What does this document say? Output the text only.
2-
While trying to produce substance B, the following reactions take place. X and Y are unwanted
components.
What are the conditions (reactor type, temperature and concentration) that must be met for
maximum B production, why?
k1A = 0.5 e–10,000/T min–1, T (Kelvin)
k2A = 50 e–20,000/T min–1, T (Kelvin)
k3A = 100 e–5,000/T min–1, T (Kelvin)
§ §
# EXERCISE REQUIREMENTS
Extract the whole listing, character for character.

# WORKED SOLUTION
What does this document say? Output the text only.
2-
While trying to produce substance B, the following reactions take place. X and Y are unwanted
components.
What are the conditions (reactor type, temperature and concentration) that must be met for
maximum B production, why?
k1A = 0.5 e–10,000/T min–1, T (Kelvin)
k2A = 50 e–20,000/T min–1, T (Kelvin)
k3A = 100 e–5,000/T min–1, T (Kelvin)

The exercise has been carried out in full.